→ Stored items

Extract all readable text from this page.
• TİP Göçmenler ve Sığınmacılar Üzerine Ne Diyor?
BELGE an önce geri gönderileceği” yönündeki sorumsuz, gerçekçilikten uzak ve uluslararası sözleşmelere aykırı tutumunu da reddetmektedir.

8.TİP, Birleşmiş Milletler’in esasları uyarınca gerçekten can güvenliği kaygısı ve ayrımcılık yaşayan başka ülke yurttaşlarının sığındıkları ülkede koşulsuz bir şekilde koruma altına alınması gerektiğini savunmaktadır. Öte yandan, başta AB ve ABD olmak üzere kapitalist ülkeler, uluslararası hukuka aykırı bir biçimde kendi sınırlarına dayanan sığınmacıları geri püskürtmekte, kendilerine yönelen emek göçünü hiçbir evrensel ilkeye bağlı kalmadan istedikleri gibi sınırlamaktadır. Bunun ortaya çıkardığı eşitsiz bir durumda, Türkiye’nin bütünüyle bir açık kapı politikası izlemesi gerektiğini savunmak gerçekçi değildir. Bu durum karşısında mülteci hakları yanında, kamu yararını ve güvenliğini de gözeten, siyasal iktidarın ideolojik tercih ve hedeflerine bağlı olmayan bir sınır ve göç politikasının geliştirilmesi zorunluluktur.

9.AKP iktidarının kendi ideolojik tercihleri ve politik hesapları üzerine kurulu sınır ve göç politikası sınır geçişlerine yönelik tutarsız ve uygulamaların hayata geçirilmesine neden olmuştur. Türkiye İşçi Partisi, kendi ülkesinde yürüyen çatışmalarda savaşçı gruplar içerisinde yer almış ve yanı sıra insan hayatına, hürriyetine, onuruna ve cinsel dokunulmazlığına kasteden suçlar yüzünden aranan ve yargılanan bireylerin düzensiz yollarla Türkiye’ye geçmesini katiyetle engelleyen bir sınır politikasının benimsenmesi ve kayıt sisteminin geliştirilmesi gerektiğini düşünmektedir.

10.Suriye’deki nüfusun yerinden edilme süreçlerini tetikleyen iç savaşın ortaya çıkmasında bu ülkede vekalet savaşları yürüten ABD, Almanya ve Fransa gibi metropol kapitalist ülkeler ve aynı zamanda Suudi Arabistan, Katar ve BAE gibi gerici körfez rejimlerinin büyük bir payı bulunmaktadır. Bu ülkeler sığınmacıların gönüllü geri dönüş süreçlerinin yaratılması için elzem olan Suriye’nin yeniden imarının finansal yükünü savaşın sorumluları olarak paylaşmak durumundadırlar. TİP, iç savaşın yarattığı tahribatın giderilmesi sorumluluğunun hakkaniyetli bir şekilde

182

→ TASK GOAL
Wherever the string "uluslararası" appears in the entries above, list that line.

→ COMPLETE RESPONSE
BELGE an önce geri gönderileceği” yönündeki sorumsuz, gerçekçilikten uzak ve uluslararası sözleşmelere aykırı tutumunu da reddetmektedir.
8.TİP, Birleşmiş Milletler’in esasları uyarınca gerçekten can güvenliği kaygısı ve ayrımcılık yaşayan başka ülke yurttaşlarının sığındıkları ülkede koşulsuz bir şekilde koruma altına alınması gerektiğini savunmaktadır. Öte yandan, başta AB ve ABD olmak üzere kapitalist ülkeler, uluslararası hukuka aykırı bir biçimde kendi sınırlarına dayanan sığınmacıları geri püskürtmekte, kendilerine yönelen emek göçünü hiçbir evrensel ilkeye bağlı kalmadan istedikleri gibi sınırlamaktadır. Bunun ortaya çıkardığı eşitsiz bir durumda, Türkiye’nin bütünüyle bir açık kapı politikası izlemesi gerektiğini savunmak gerçekçi değildir. Bu durum karşısında mülteci hakları yanında, kamu yararını ve güvenliğini de gözeten, siyasal iktidarın ideolojik tercih ve hedeflerine bağlı olmayan bir sınır ve göç politikasının geliştirilmesi zorunluluktur.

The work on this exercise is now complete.